STORED ROWS
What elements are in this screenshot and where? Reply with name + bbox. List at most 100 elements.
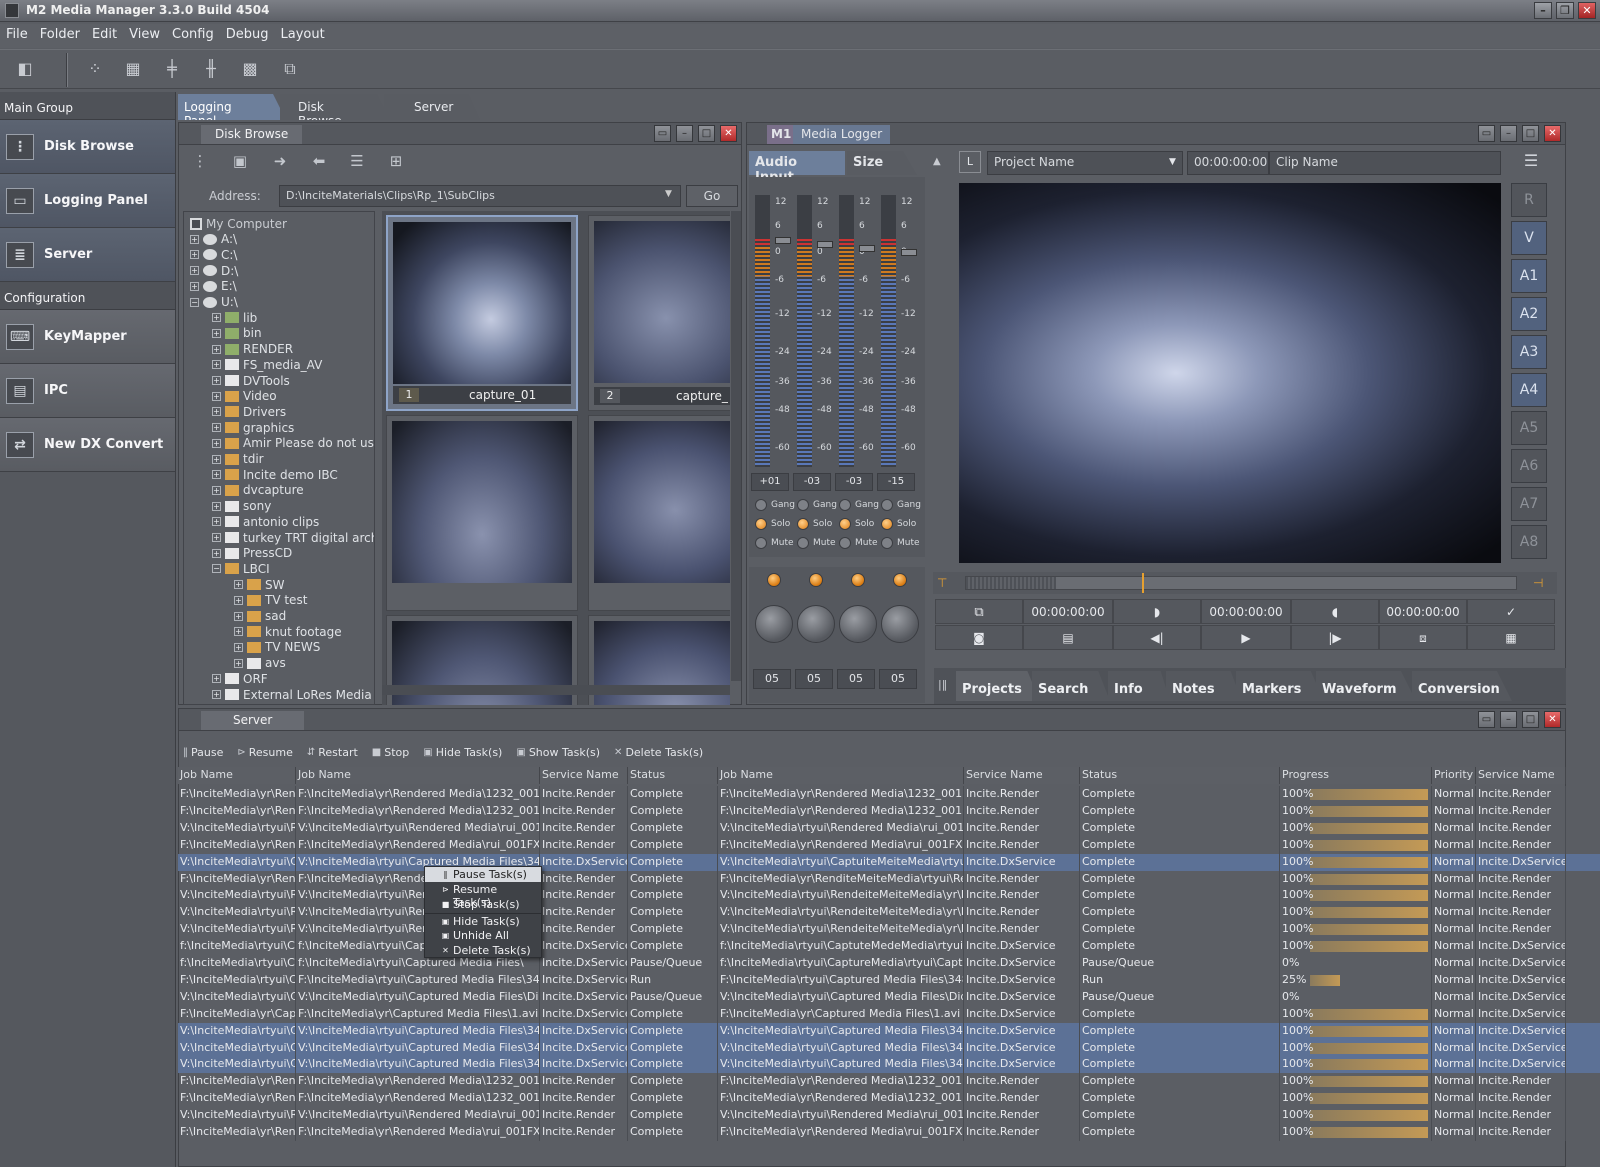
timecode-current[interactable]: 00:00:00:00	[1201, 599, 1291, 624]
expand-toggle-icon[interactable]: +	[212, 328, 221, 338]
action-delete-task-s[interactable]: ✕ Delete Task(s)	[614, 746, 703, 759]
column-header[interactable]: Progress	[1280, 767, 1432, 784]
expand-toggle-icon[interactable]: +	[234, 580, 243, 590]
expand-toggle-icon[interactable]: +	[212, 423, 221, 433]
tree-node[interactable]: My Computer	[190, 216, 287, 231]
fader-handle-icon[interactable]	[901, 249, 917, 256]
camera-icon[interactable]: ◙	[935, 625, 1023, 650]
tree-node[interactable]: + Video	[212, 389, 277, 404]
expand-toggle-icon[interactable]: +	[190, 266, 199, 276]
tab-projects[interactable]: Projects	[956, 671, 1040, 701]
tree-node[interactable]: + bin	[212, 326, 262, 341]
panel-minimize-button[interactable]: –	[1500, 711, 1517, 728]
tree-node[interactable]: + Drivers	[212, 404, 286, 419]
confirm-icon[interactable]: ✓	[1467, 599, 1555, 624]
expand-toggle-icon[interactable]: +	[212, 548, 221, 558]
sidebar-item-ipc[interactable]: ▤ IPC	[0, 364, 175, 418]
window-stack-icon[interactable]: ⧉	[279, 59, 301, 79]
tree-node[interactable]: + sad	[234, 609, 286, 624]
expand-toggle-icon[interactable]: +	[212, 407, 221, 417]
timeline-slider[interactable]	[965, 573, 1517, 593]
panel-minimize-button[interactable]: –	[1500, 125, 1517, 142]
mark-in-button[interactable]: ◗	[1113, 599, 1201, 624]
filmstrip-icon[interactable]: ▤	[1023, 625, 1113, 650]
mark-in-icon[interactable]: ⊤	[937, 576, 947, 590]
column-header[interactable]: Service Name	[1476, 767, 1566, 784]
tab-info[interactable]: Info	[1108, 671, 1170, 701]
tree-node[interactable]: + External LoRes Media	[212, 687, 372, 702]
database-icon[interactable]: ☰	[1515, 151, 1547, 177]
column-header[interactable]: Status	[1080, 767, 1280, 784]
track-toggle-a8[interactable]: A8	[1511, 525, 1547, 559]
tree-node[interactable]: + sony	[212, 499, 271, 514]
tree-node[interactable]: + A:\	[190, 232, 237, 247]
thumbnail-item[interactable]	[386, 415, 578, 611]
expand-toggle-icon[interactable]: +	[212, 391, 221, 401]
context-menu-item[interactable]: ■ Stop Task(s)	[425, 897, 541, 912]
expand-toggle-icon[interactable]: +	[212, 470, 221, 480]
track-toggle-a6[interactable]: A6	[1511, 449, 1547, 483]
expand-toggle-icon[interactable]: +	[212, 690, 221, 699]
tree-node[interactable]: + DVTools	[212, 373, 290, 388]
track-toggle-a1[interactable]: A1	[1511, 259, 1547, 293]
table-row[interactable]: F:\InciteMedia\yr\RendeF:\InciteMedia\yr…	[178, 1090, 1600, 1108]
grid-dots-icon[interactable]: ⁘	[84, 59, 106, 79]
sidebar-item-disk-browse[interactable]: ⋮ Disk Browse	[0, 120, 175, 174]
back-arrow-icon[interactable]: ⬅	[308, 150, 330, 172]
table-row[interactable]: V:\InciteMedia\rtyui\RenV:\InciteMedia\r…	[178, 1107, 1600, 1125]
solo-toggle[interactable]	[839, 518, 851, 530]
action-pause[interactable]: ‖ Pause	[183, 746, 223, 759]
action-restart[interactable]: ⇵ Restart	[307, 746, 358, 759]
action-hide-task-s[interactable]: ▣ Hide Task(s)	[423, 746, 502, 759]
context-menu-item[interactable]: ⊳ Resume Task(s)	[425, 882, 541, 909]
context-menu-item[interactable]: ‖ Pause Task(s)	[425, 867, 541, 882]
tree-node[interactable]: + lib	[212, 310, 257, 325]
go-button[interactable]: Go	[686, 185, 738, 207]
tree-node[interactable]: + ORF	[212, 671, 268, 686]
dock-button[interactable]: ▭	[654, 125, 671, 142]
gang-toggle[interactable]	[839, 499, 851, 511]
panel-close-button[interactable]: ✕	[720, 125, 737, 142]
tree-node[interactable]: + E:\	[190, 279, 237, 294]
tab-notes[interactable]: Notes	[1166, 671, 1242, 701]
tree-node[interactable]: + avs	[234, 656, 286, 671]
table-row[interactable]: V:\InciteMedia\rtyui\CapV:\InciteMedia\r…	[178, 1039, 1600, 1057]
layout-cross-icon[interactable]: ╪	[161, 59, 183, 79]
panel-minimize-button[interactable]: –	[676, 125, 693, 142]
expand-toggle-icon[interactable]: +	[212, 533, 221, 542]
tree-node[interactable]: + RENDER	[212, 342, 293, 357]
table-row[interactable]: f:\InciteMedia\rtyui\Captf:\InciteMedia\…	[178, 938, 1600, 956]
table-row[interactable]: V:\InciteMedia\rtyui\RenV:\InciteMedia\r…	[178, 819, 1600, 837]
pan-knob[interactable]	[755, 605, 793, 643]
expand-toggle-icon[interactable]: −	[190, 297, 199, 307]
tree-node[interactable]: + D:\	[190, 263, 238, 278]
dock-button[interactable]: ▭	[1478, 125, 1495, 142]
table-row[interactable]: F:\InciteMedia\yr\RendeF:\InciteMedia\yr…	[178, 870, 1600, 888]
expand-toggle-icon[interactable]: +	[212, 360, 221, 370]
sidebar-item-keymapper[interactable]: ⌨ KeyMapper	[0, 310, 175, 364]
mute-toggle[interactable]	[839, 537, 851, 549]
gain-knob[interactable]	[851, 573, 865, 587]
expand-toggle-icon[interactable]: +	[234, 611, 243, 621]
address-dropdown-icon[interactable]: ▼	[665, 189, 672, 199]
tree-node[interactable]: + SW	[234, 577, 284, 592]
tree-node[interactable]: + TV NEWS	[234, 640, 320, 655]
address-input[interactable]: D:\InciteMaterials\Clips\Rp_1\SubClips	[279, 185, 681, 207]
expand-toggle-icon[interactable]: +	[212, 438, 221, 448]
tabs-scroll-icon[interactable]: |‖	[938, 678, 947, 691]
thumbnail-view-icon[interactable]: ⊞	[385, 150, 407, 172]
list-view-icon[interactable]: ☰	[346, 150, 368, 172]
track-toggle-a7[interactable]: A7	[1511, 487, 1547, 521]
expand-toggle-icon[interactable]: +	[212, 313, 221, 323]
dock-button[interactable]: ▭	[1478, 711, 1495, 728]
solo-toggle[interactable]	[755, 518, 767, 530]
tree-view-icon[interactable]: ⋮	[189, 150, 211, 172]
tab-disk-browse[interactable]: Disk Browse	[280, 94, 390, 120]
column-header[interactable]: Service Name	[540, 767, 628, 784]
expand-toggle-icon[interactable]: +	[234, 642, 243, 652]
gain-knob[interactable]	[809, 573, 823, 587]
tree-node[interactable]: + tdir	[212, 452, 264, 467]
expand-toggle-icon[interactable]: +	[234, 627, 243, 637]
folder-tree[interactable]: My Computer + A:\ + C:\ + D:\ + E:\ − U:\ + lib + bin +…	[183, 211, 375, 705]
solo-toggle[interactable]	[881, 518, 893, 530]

GOAL
Rewrite the lines of the items above, starting at the line containing "599, 1291, 624]" and ending at the line containing "625, 1023, 650]", as a Markdown table with the columns Number and Entry. Give each line its own numbered row and leave out any blank lines.

EXERCISE ANSWER
| Number | Entry |
|---|---|
| 1 | timecode-current[interactable]: 00:00:00:00	[1201, 599, 1291, 624] |
| 2 | expand-toggle-icon[interactable]: +	[212, 328, 221, 338] |
| 3 | action-delete-task-s[interactable]: ✕ Delete Task(s)	[614, 746, 703, 759] |
| 4 | column-header[interactable]: Progress	[1280, 767, 1432, 784] |
| 5 | expand-toggle-icon[interactable]: +	[234, 580, 243, 590] |
| 6 | expand-toggle-icon[interactable]: +	[212, 423, 221, 433] |
| 7 | tree-node[interactable]: My Computer	[190, 216, 287, 231] |
| 8 | fader-handle-icon[interactable]	[901, 249, 917, 256] |
| 9 | camera-icon[interactable]: ◙	[935, 625, 1023, 650] |